Records for this exercise:
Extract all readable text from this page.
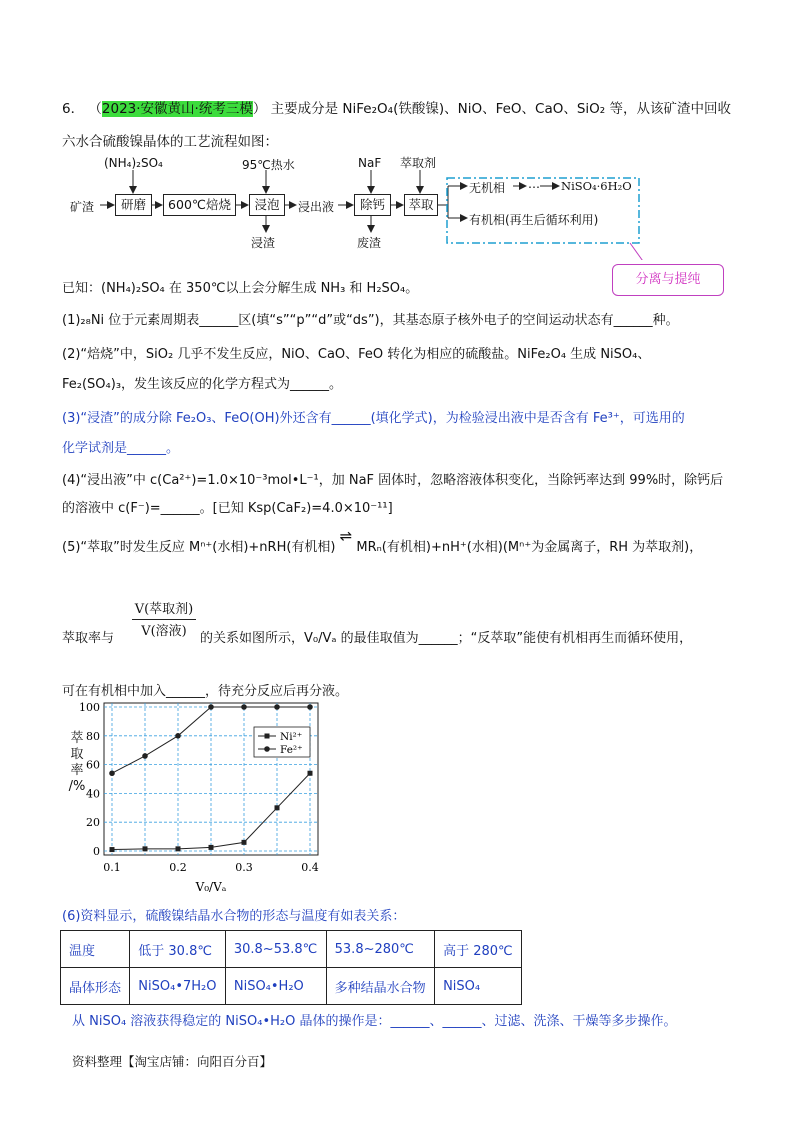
6． （2023·安徽黄山·统考三模） 主要成分是 NiFe₂O₄(铁酸镍)、NiO、FeO、CaO、SiO₂ 等，从该矿渣中回收
六水合硫酸镍晶体的工艺流程如图：
(NH₄)₂SO₄	95℃热水	NaF 萃取剂
矿渣	研磨	600℃焙烧	浸泡	浸出液	除钙	萃取
浸渣	废渣
无机相 … NiSO₄·6H₂O
有机相(再生后循环利用)
分离与提纯
已知：(NH₄)₂SO₄ 在 350℃以上会分解生成 NH₃ 和 H₂SO₄。
(1)₂₈Ni 位于元素周期表______区(填“s”“p”“d”或“ds”)，其基态原子核外电子的空间运动状态有______种。
(2)“焙烧”中，SiO₂ 几乎不发生反应，NiO、CaO、FeO 转化为相应的硫酸盐。NiFe₂O₄ 生成 NiSO₄、
Fe₂(SO₄)₃，发生该反应的化学方程式为______。
(3)“浸渣”的成分除 Fe₂O₃、FeO(OH)外还含有______(填化学式)，为检验浸出液中是否含有 Fe³⁺，可选用的
化学试剂是______。
(4)“浸出液”中 c(Ca²⁺)=1.0×10⁻³mol•L⁻¹，加 NaF 固体时，忽略溶液体积变化，当除钙率达到 99%时，除钙后
的溶液中 c(F⁻)=______。[已知 Ksp(CaF₂)=4.0×10⁻¹¹]
(5)“萃取”时发生反应 Mⁿ⁺(水相)+nRH(有机相) ⇌ MRₙ(有机相)+nH⁺(水相)(Mⁿ⁺为金属离子，RH 为萃取剂)，
萃取率与
V(萃取剂)
V(溶液)	的关系如图所示，V₀/Vₐ 的最佳取值为______；“反萃取”能使有机相再生而循环使用，
可在有机相中加入______，待充分反应后再分液。
0
20
40
60
80
100
0.1	0.2	0.3	0.4
V₀/Vₐ
Ni²⁺
Fe²⁺
萃
取
率
/%
(6)资料显示，硫酸镍结晶水合物的形态与温度有如表关系：
温度	低于 30.8℃	30.8~53.8℃	53.8~280℃	高于 280℃
晶体形态	NiSO₄•7H₂O	NiSO₄•H₂O	多种结晶水合物	NiSO₄
从 NiSO₄ 溶液获得稳定的 NiSO₄•H₂O 晶体的操作是：______、______、过滤、洗涤、干燥等多步操作。
资料整理【淘宝店铺：向阳百分百】
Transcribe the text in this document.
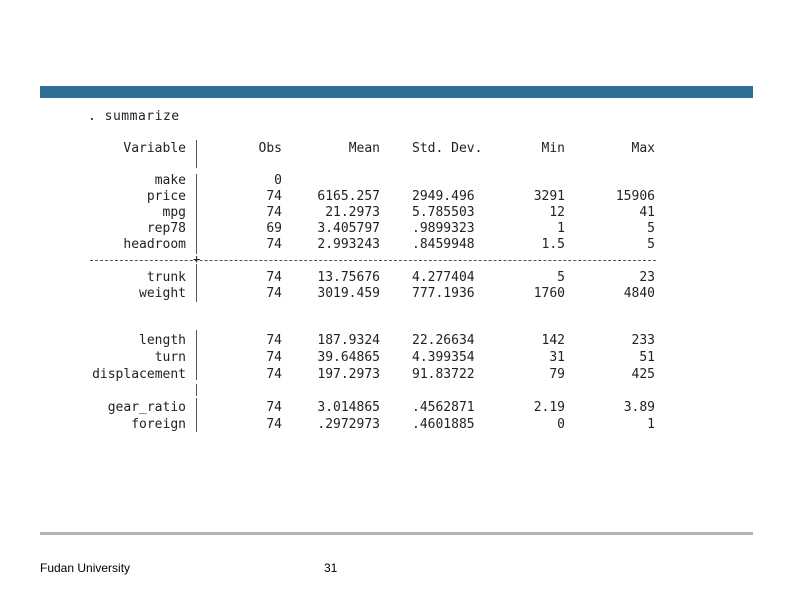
. summarize
Variable	Obs	Mean Std. Dev.	Min	Max
+
make	0
price	74	6165.257 2949.496	3291	15906
mpg	74	21.2973 5.785503	12	41
rep78	69	3.405797 .9899323	1	5
headroom	74	2.993243 .8459948	1.5	5
trunk	74	13.75676 4.277404	5	23
weight	74	3019.459 777.1936	1760	4840
length	74	187.9324 22.26634	142	233
turn	74	39.64865 4.399354	31	51
displacement	74	197.2973 91.83722	79	425
gear_ratio	74	3.014865 .4562871	2.19	3.89
foreign	74	.2972973 .4601885	0	1
Fudan University	31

Your objective: Gather each line that holds "text".

Reply:
Extract all readable text from this page.
Transcribe the text in this document.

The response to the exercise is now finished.